▶ Parts of the exercise:
1 - From the text on the Esperanto alliance, write out again the part that opens with the words containing "Europe–Democracy–Esperanto (EDE, E–D–E, or" and closes with "elections in Germany.", swapping "party" for "movement" each time it appears.
2 - Translate this sentence from the text on the Esperanto alliance into Spanish: "Until now the organisation has only had branch offices in France and Germany."

- Founded: 2003
- Headquarters: 9 rue du Couradin F-35510 Cesson-Sévigné, France
- Ideology: Linguistic rights Esperantism
- Colours: Green

Website
- www.e-d-e.org

= Europe–Democracy–Esperanto =

Pro-Esperanto European political alliance

Europe–Democracy–Esperanto (EDE, E–D–E, or E° D° E°; Esperanto: Eŭropo–Demokratio–Esperanto) is a pro-Esperanto European political alliance regularly participating in European elections. The party's main platform is the introduction of Esperanto as the official language of the European Union (EU) in order to make international communication more efficient and fair in economical and philosophical terms, based on the conclusions of a report by François Grin.

As Europe–Démocratie–Espéranto, the party first took part in an election in the 2004 European Parliament election, in France. Its German branch, Europa–Demokratie–Esperanto, failed to gather the 4000 signatures necessary to participate in the elections in Germany.

The list's main goal is the promotion of Esperanto in the EU. In the medium term, it wants Esperanto taught in schools Europe-wide, and in the long term, it wants the EU to adopt Esperanto as its official language. In order to make this goal a reality, the EDE is striving to have list candidates in each country in the EU for the 2009 European Parliament election. Until now the organisation has only had branch offices in France and Germany.

==Debate within Esperanto movement==

While most Esperanto institutions such as Universala Esperanto-Asocio are by statute and in practice politically neutral, some discussion about the neutrality of EDE has arisen. Specifically, there is concern over what other policies might through EDE be linked with Esperanto other than the advancement of Esperanto itself. German Esperanto writer Ulrich Matthias argues that in gaining broad support in Germany at least, EDE would be best served to identify with centrist positions advancing humanism, peace and environmentalism, as well as opposing "U.S. hegemony" and linguistic imperialism in the correct fashion.

▶ Provided material:
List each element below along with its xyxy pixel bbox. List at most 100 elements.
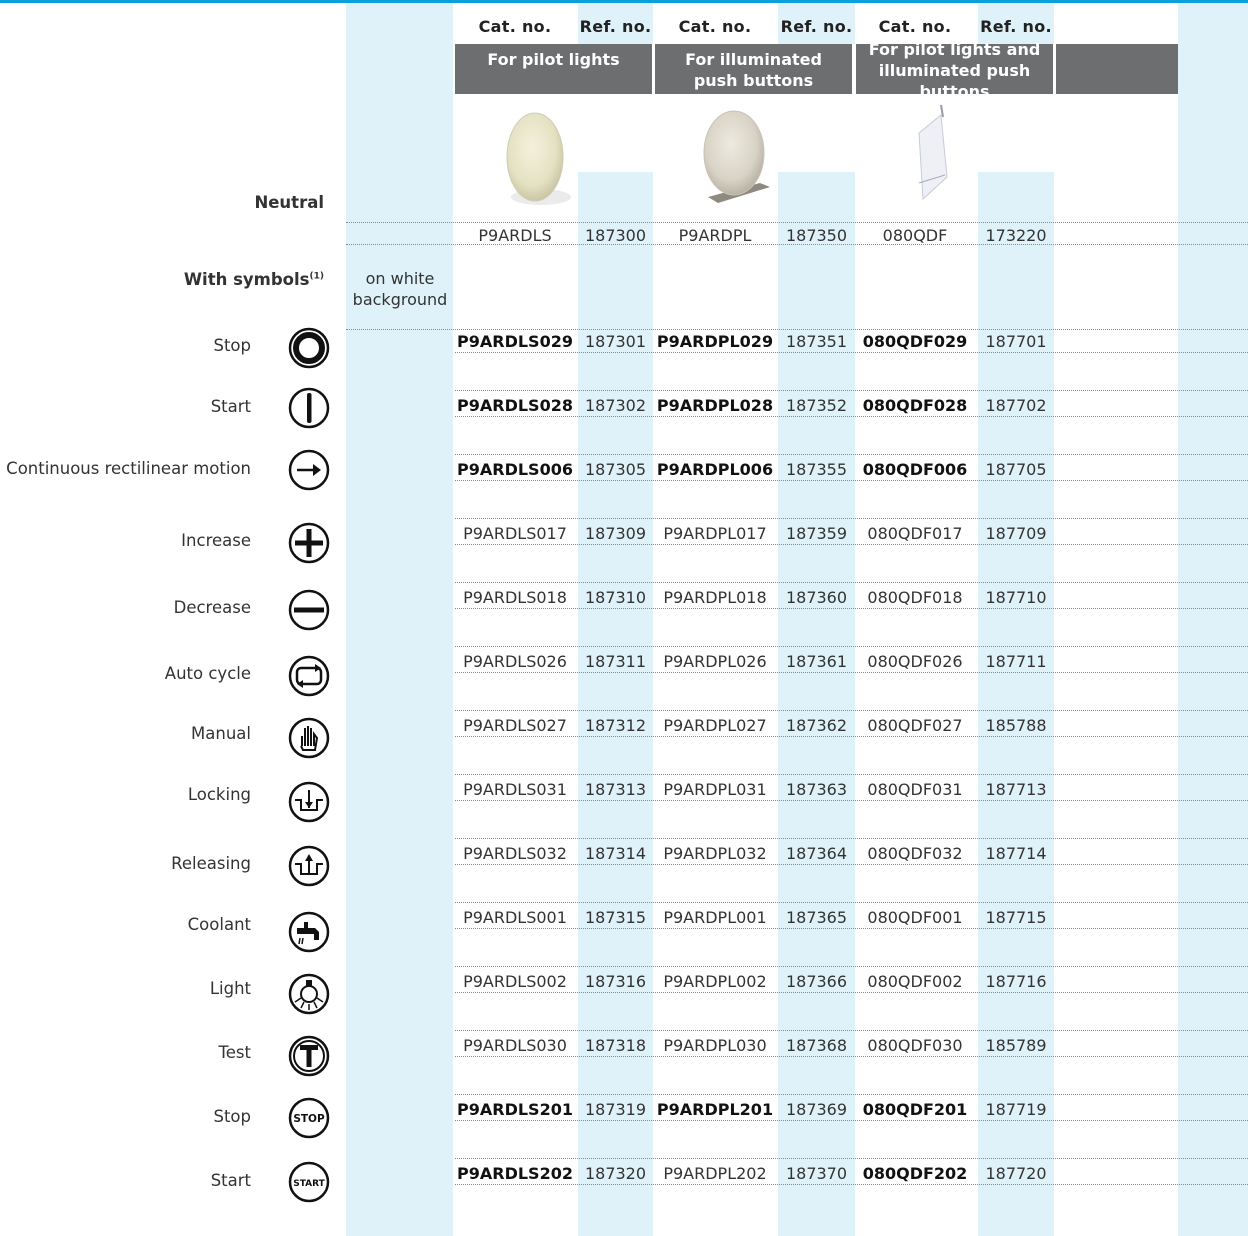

▶ Complete answers:
1 -
Europe–Democracy–Esperanto (EDE, E–D–E, or E° D° E°; Esperanto: Eŭropo–Demokratio–Esperanto) is a pro-Esperanto European political alliance regularly participating in European elections. The movement's main platform is the introduction of Esperanto as the official language of the European Union (EU) in order to make international communication more efficient and fair in economical and philosophical terms, based on the conclusions of a report by François Grin.

As Europe–Démocratie–Espéranto, the movement first took part in an election in the 2004 European Parliament election, in France. Its German branch, Europa–Demokratie–Esperanto, failed to gather the 4000 signatures necessary to participate in the elections in Germany.

2 - Hasta ahora, la organización solo ha tenido delegaciones en Francia y Alemania.